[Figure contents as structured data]
──────────
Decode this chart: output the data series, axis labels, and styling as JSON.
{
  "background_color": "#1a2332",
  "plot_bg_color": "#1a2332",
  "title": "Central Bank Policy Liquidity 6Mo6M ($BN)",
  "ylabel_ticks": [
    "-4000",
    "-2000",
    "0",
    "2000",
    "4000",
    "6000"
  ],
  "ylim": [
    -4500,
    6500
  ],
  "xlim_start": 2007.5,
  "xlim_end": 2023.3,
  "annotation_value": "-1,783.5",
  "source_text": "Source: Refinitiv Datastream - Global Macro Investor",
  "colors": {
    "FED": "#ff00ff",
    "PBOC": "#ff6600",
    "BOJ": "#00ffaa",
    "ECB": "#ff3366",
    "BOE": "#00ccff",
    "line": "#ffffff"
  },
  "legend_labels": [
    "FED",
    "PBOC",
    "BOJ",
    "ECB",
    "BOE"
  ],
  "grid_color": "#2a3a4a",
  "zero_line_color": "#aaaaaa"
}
──────────
Retype every entry above, word for word.

[FULL OUTPUT]:
Decode this chart: output the data series, axis labels, and styling as JSON.
{
  "background_color": "#1a2332",
  "plot_bg_color": "#1a2332",
  "title": "Central Bank Policy Liquidity 6Mo6M ($BN)",
  "ylabel_ticks": [
    "-4000",
    "-2000",
    "0",
    "2000",
    "4000",
    "6000"
  ],
  "ylim": [
    -4500,
    6500
  ],
  "xlim_start": 2007.5,
  "xlim_end": 2023.3,
  "annotation_value": "-1,783.5",
  "source_text": "Source: Refinitiv Datastream - Global Macro Investor",
  "colors": {
    "FED": "#ff00ff",
    "PBOC": "#ff6600",
    "BOJ": "#00ffaa",
    "ECB": "#ff3366",
    "BOE": "#00ccff",
    "line": "#ffffff"
  },
  "legend_labels": [
    "FED",
    "PBOC",
    "BOJ",
    "ECB",
    "BOE"
  ],
  "grid_color": "#2a3a4a",
  "zero_line_color": "#aaaaaa"
}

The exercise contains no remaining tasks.